Start of Records for the task

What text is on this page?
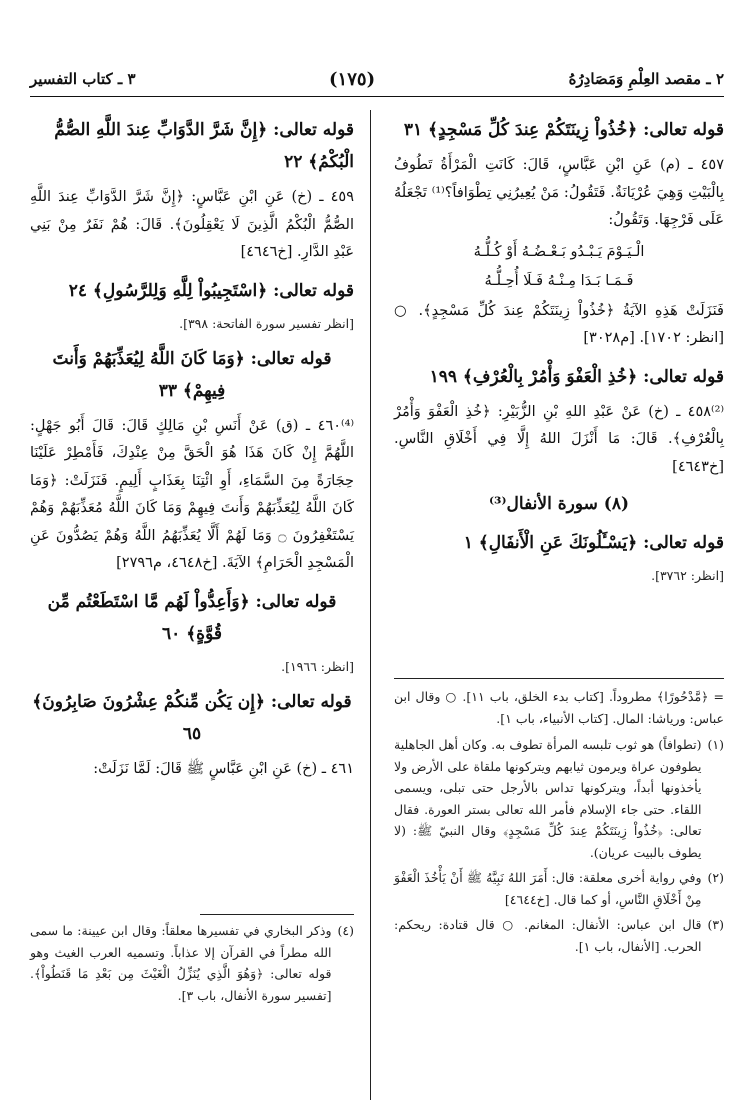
٢ ـ مقصد العِلْمِ وَمَصَادِرُهُ
(١٧٥)
٣ ـ كتاب التفسير
قوله تعالى: ﴿خُذُواْ زِينَتَكُمْ عِندَ كُلِّ مَسْجِدٍ﴾ ٣١
٤٥٧ ـ (م) عَنِ ابْنِ عَبَّاسٍ، قَالَ: كَانَتِ الْمَرْأَةُ تَطُوفُ بِالْبَيْتِ وَهِيَ عُرْيَانَةٌ. فَتَقُولُ: مَنْ يُعِيرُنِي تِطْوَافاً؟⁽¹⁾ تَجْعَلُهُ عَلَى فَرْجِهَا. وَتَقُولُ:
الْـيَـوْمَ يَـبْـدُو بَـعْـضُـهُ أَوْ كُـلُّـهُ
فَـمَـا بَـدَا مِـنْـهُ فَـلَا أُحِـلُّـهُ
فَنَزَلَتْ هَذِهِ الآيَةُ ﴿خُذُواْ زِينَتَكُمْ عِندَ كُلِّ مَسْجِدٍ﴾. ○ [انظر: ١٧٠٢]. [م٣٠٢٨]
قوله تعالى: ﴿خُذِ الْعَفْوَ وَأْمُرْ بِالْعُرْفِ﴾ ١٩٩
⁽²⁾٤٥٨ ـ (خ) عَنْ عَبْدِ اللهِ بْنِ الزُّبَيْرِ: ﴿خُذِ الْعَفْوَ وَأْمُرْ بِالْعُرْفِ﴾. قَالَ: مَا أَنْزَلَ اللهُ إِلَّا فِي أَخْلَاقِ النَّاسِ. [خ٤٦٤٣]
(٨) سورة الأنفال⁽³⁾
قوله تعالى: ﴿يَسْـَٔلُونَكَ عَنِ الْأَنفَالِ﴾ ١
[انظر: ٣٧٦٢].
قوله تعالى: ﴿إِنَّ شَرَّ الدَّوَابِّ عِندَ اللَّهِ الصُّمُّ الْبُكْمُ﴾ ٢٢
٤٥٩ ـ (خ) عَنِ ابْنِ عَبَّاسٍ: ﴿إِنَّ شَرَّ الدَّوَابِّ عِندَ اللَّهِ الصُّمُّ الْبُكْمُ الَّذِينَ لَا يَعْقِلُونَ﴾. قَالَ: هُمْ نَفَرٌ مِنْ بَنِي عَبْدِ الدَّارِ. [خ٤٦٤٦]
قوله تعالى: ﴿اسْتَجِيبُواْ لِلَّهِ وَلِلرَّسُولِ﴾ ٢٤
[انظر تفسير سورة الفاتحة: ٣٩٨].
قوله تعالى: ﴿وَمَا كَانَ اللَّهُ لِيُعَذِّبَهُمْ وَأَنتَ فِيهِمْ﴾ ٣٣
⁽⁴⁾٤٦٠ ـ (ق) عَنْ أَنَسِ بْنِ مَالِكٍ قَالَ: قَالَ أَبُو جَهْلٍ: اللَّهُمَّ إِنْ كَانَ هَذَا هُوَ الْحَقَّ مِنْ عِنْدِكَ، فَأَمْطِرْ عَلَيْنَا حِجَارَةً مِنَ السَّمَاءِ، أَوِ ائْتِنَا بِعَذَابٍ أَلِيمٍ. فَنَزَلَتْ: ﴿وَمَا كَانَ اللَّهُ لِيُعَذِّبَهُمْ وَأَنتَ فِيهِمْ وَمَا كَانَ اللَّهُ مُعَذِّبَهُمْ وَهُمْ يَسْتَغْفِرُونَ ۝ وَمَا لَهُمْ أَلَّا يُعَذِّبَهُمُ اللَّهُ وَهُمْ يَصُدُّونَ عَنِ الْمَسْجِدِ الْحَرَامِ﴾ الآيَةَ. [خ٤٦٤٨، م٢٧٩٦]
قوله تعالى: ﴿وَأَعِدُّواْ لَهُم مَّا اسْتَطَعْتُم مِّن قُوَّةٍ﴾ ٦٠
[انظر: ١٩٦٦].
قوله تعالى: ﴿إِن يَكُن مِّنكُمْ عِشْرُونَ صَابِرُونَ﴾ ٦٥
٤٦١ ـ (خ) عَنِ ابْنِ عَبَّاسٍ ﷺ قَالَ: لَمَّا نَزَلَتْ:
= ﴿مَّدْحُورًا﴾ مطروداً. [كتاب بدء الخلق، باب ١١]. ○ وقال ابن عباس: ورياشا: المال. [كتاب الأنبياء، باب ١].
(١)
(تطوافاً) هو ثوب تلبسه المرأة تطوف به. وكان أهل الجاهلية يطوفون عراة ويرمون ثيابهم ويتركونها ملقاة على الأرض ولا يأخذونها أبداً، ويتركونها تداس بالأرجل حتى تبلى، ويسمى اللقاء. حتى جاء الإسلام فأمر الله تعالى بستر العورة. فقال تعالى: ﴿خُذُواْ زِينَتَكُمْ عِندَ كُلِّ مَسْجِدٍ﴾ وقال النبيّ ﷺ: (لا يطوف بالبيت عريان).
(٢)
وفي رواية أخرى معلقة: قال: أَمَرَ اللهُ نَبِيَّهُ ﷺ أَنْ يَأْخُذَ الْعَفْوَ مِنْ أَخْلَاقِ النَّاسِ، أو كما قال. [خ٤٦٤٤]
(٣)
قال ابن عباس: الأنفال: المغانم. ○ قال قتادة: ريحكم: الحرب. [الأنفال، باب ١].
(٤)
وذكر البخاري في تفسيرها معلقاً: وقال ابن عيينة: ما سمى الله مطراً في القرآن إلا عذاباً. وتسميه العرب الغيث وهو قوله تعالى: ﴿وَهُوَ الَّذِي يُنَزِّلُ الْغَيْثَ مِن بَعْدِ مَا قَنَطُواْ﴾. [تفسير سورة الأنفال، باب ٣].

End of Records for the task

# [Requirement]
Copy out all of the material exactly as written, without its pictures.

# [The reply]
What text is on this page?
٢ ـ مقصد العِلْمِ وَمَصَادِرُهُ
(١٧٥)
٣ ـ كتاب التفسير
قوله تعالى: ﴿خُذُواْ زِينَتَكُمْ عِندَ كُلِّ مَسْجِدٍ﴾ ٣١
٤٥٧ ـ (م) عَنِ ابْنِ عَبَّاسٍ، قَالَ: كَانَتِ الْمَرْأَةُ تَطُوفُ بِالْبَيْتِ وَهِيَ عُرْيَانَةٌ. فَتَقُولُ: مَنْ يُعِيرُنِي تِطْوَافاً؟⁽¹⁾ تَجْعَلُهُ عَلَى فَرْجِهَا. وَتَقُولُ:
الْـيَـوْمَ يَـبْـدُو بَـعْـضُـهُ أَوْ كُـلُّـهُ
فَـمَـا بَـدَا مِـنْـهُ فَـلَا أُحِـلُّـهُ
فَنَزَلَتْ هَذِهِ الآيَةُ ﴿خُذُواْ زِينَتَكُمْ عِندَ كُلِّ مَسْجِدٍ﴾. ○ [انظر: ١٧٠٢]. [م٣٠٢٨]
قوله تعالى: ﴿خُذِ الْعَفْوَ وَأْمُرْ بِالْعُرْفِ﴾ ١٩٩
⁽²⁾٤٥٨ ـ (خ) عَنْ عَبْدِ اللهِ بْنِ الزُّبَيْرِ: ﴿خُذِ الْعَفْوَ وَأْمُرْ بِالْعُرْفِ﴾. قَالَ: مَا أَنْزَلَ اللهُ إِلَّا فِي أَخْلَاقِ النَّاسِ. [خ٤٦٤٣]
(٨) سورة الأنفال⁽³⁾
قوله تعالى: ﴿يَسْـَٔلُونَكَ عَنِ الْأَنفَالِ﴾ ١
[انظر: ٣٧٦٢].
قوله تعالى: ﴿إِنَّ شَرَّ الدَّوَابِّ عِندَ اللَّهِ الصُّمُّ الْبُكْمُ﴾ ٢٢
٤٥٩ ـ (خ) عَنِ ابْنِ عَبَّاسٍ: ﴿إِنَّ شَرَّ الدَّوَابِّ عِندَ اللَّهِ الصُّمُّ الْبُكْمُ الَّذِينَ لَا يَعْقِلُونَ﴾. قَالَ: هُمْ نَفَرٌ مِنْ بَنِي عَبْدِ الدَّارِ. [خ٤٦٤٦]
قوله تعالى: ﴿اسْتَجِيبُواْ لِلَّهِ وَلِلرَّسُولِ﴾ ٢٤
[انظر تفسير سورة الفاتحة: ٣٩٨].
قوله تعالى: ﴿وَمَا كَانَ اللَّهُ لِيُعَذِّبَهُمْ وَأَنتَ فِيهِمْ﴾ ٣٣
⁽⁴⁾٤٦٠ ـ (ق) عَنْ أَنَسِ بْنِ مَالِكٍ قَالَ: قَالَ أَبُو جَهْلٍ: اللَّهُمَّ إِنْ كَانَ هَذَا هُوَ الْحَقَّ مِنْ عِنْدِكَ، فَأَمْطِرْ عَلَيْنَا حِجَارَةً مِنَ السَّمَاءِ، أَوِ ائْتِنَا بِعَذَابٍ أَلِيمٍ. فَنَزَلَتْ: ﴿وَمَا كَانَ اللَّهُ لِيُعَذِّبَهُمْ وَأَنتَ فِيهِمْ وَمَا كَانَ اللَّهُ مُعَذِّبَهُمْ وَهُمْ يَسْتَغْفِرُونَ ۝ وَمَا لَهُمْ أَلَّا يُعَذِّبَهُمُ اللَّهُ وَهُمْ يَصُدُّونَ عَنِ الْمَسْجِدِ الْحَرَامِ﴾ الآيَةَ. [خ٤٦٤٨، م٢٧٩٦]
قوله تعالى: ﴿وَأَعِدُّواْ لَهُم مَّا اسْتَطَعْتُم مِّن قُوَّةٍ﴾ ٦٠
[انظر: ١٩٦٦].
قوله تعالى: ﴿إِن يَكُن مِّنكُمْ عِشْرُونَ صَابِرُونَ﴾ ٦٥
٤٦١ ـ (خ) عَنِ ابْنِ عَبَّاسٍ ﷺ قَالَ: لَمَّا نَزَلَتْ:
= ﴿مَّدْحُورًا﴾ مطروداً. [كتاب بدء الخلق، باب ١١]. ○ وقال ابن عباس: ورياشا: المال. [كتاب الأنبياء، باب ١].
(١)
(تطوافاً) هو ثوب تلبسه المرأة تطوف به. وكان أهل الجاهلية يطوفون عراة ويرمون ثيابهم ويتركونها ملقاة على الأرض ولا يأخذونها أبداً، ويتركونها تداس بالأرجل حتى تبلى، ويسمى اللقاء. حتى جاء الإسلام فأمر الله تعالى بستر العورة. فقال تعالى: ﴿خُذُواْ زِينَتَكُمْ عِندَ كُلِّ مَسْجِدٍ﴾ وقال النبيّ ﷺ: (لا يطوف بالبيت عريان).
(٢)
وفي رواية أخرى معلقة: قال: أَمَرَ اللهُ نَبِيَّهُ ﷺ أَنْ يَأْخُذَ الْعَفْوَ مِنْ أَخْلَاقِ النَّاسِ، أو كما قال. [خ٤٦٤٤]
(٣)
قال ابن عباس: الأنفال: المغانم. ○ قال قتادة: ريحكم: الحرب. [الأنفال، باب ١].
(٤)
وذكر البخاري في تفسيرها معلقاً: وقال ابن عيينة: ما سمى الله مطراً في القرآن إلا عذاباً. وتسميه العرب الغيث وهو قوله تعالى: ﴿وَهُوَ الَّذِي يُنَزِّلُ الْغَيْثَ مِن بَعْدِ مَا قَنَطُواْ﴾. [تفسير سورة الأنفال، باب ٣].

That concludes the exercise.